:: Passage to read ::
Posted on 02 June 2020, 13:16

Spirit has created a physical reliably predictable world in all the ways that science discovers. But that same Spirit is very personal, and Spirit can suddenly suspend these laws to walk us through a teaching experience.  In the stories that follow, Spirit leads us through a series of incidents having to do with “Schrödinger’s Cat,” and deepening our certainty that in God we live and move and have our being.

But we will think about this mysterious cat later

The following story comes from my book, Into the Wider. Dream

“Dead/Not Dead” along the river Styx

In 1985, my wife Gertrud and I had been thinking of building a retirement house by the seaside, near the river Styx. An appropriate place, I suppose, when you remember that the river Styx in classical mythology is what you cross when you die. Our particular and physical River Styx lies 13 kilometres north of Christchurch, New Zealand.

At this point Spirit seems to began to take us through the teaching scenario. (We weren’t perhaps of that, until being confronted with the said Schrödinger’s cat.)

We shortly came to a pine plantation outside which there was a notice proclaiming, “The Ultimate Game”. This was a new commercial venture where people stalk one another through the undergrowth in the trees, attempting to “kill” each other with dye pellets shot from a gun. “How awful to play a death game like that” we exclaimed and on we drove.


Within a minute, we saw a policeman and a tow truck beside the River Styx. They were trying to haul out a car which had been driven into the river, which was still mostly submerged under the water. We wondered whether or not the driver had been drowned.  And we drove on.

It was dusk. Suddenly. two ginger cats leapt out of the shadows at the side of the road. I swerved the car sharply, but killed one of the cats, and there it lay twitching in the road. The other ran away. I was tempted to throw the dead cat into the River Styx and then I thought that I had better own up. I looked over the hedge saw a man working in a vegetable garden. “Is this your cat?”
“Yes, it is,” he replied.

The man was kind about it. We were sympathetic to each other and all very upset. And we drove on.


Just a few minutes later we arrived at our caravan at Brooklands Motor Camp. I was still upset. Gertrud was kind to me and told me to sit down while she cooked the evening meal. She went into a separate camp kitchen, and immediately through the kitchen window came a third ginger cat identical to the one I had just killed. (Perhaps it was the ginger cat that I hadn’t killed.)

:: Dataset extract ::
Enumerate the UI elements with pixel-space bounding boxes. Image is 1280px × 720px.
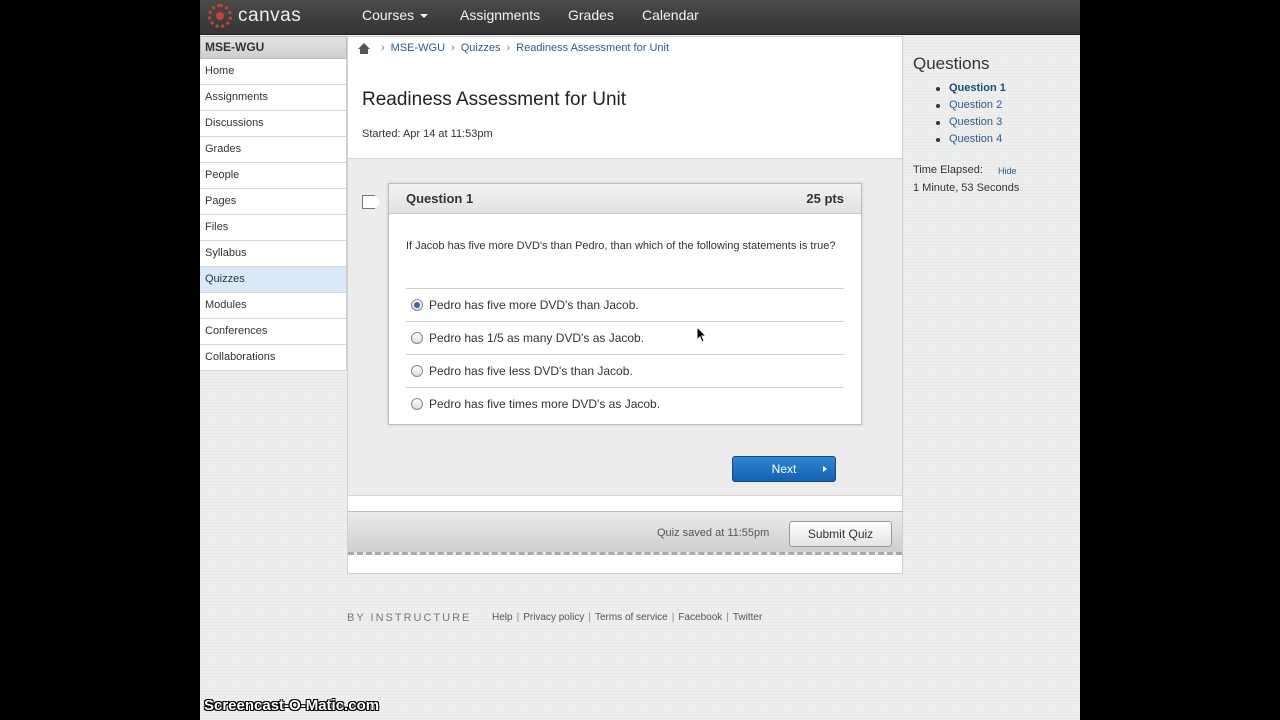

:: What to work on ::
A. List every named place that the River Styx story mentions.
B. Using the River Styx story, decide whether each statement is correct, and quote the words that settle it.
(i) The River Styx in the story lies 13 kilometres north of Christchurch.
(ii) The narrator threw the dead cat into the River Styx.
(iii) Gertrud cooked the evening meal inside the caravan.
C. Carry the River Styx story forward from its final sentence.

:: Responses by task ::
A. the river Styx (River Styx), Christchurch, New Zealand, Brooklands Motor Camp

B.
(i) Yes: "Our particular and physical River Styx lies 13 kilometres north of Christchurch, New Zealand."
(ii) No: "I was tempted to throw the dead cat into the River Styx and then I thought that I had better own up."
(iii) No: "She went into a separate camp kitchen"

C.
While this was going on, I was sitting in the caravan, and to distract myself I picked up Gary Zukav’s The Dancing Wu-Li Masters: an Overview of the New Physics. I opened the book at random, to a part I hadn’t yet read. It was page 108. I read:

“Schrödinger’s Cat” sums up the difference between classical physics and the Copenhagen Interpretation of Quantum Mechanics, and the Many Worlds Interpretation of Quantum Mechanics. ‘Schrödinger’s Cat’ is a dilemma posed long ago by the famous discoverer of the Schrödinger wave equation:

“A cat is placed inside a box. Inside the box is a device, which can release a gas, instantly, killing the cat. A random event (the radio decay of an atom) determines whether the gas is released or not.

“According to classical physics, the cat is either dead or it is not dead. The Copenhagen Interpretation of Quantum Mechanics says that the cat is in a kind of limbo represented by a wave function which contains the possibility that the cat is dead, and also the possibility that the cat is alive.”
[This was first time that I had heard about Schrödinger’s Cat.]

Then Gertrud brought in the meal, and told me about the visit from the third (live) ginger cat. The striking thing here for me was that while I was feeling bad about killing the cat, I was reading about a cat that was both dead and alive, and as I was doing this, Gertrud came in to tell me about the visit from the living cat.

I had been thinking about retirement and death to come, and there in the space of twenty minutes all these upsetting things happened, death and not-death. The whole thing felt to me as if I were surrounded by the numinous, the meaningful, and the spiritual. But mixed with that was the feeling that I was experiencing a weird and unpleasant dream.

And one more thing: we read in the papers next day that someone found a human skeleton in a field just there by the Styx, that very afternoon.

[All this had a powerful effect on us both, but in retrospect, it was as if Spirit had introduced me to the Double-Slit Experiment, which really implies the same thing as the Cat, namely that nothing exists without creative presence of Spirit. This is an absolutely fundamental statement. And that is why Spirit may have walked us through those evvents along the River Styx. [In the Cat thought experiment, I am still filled with worry about the poor cat!]

Reverberations.

In retrospect, Styx/cat experiences seemed to be a commentary on the death of an artist friend of ours called Drew Peters.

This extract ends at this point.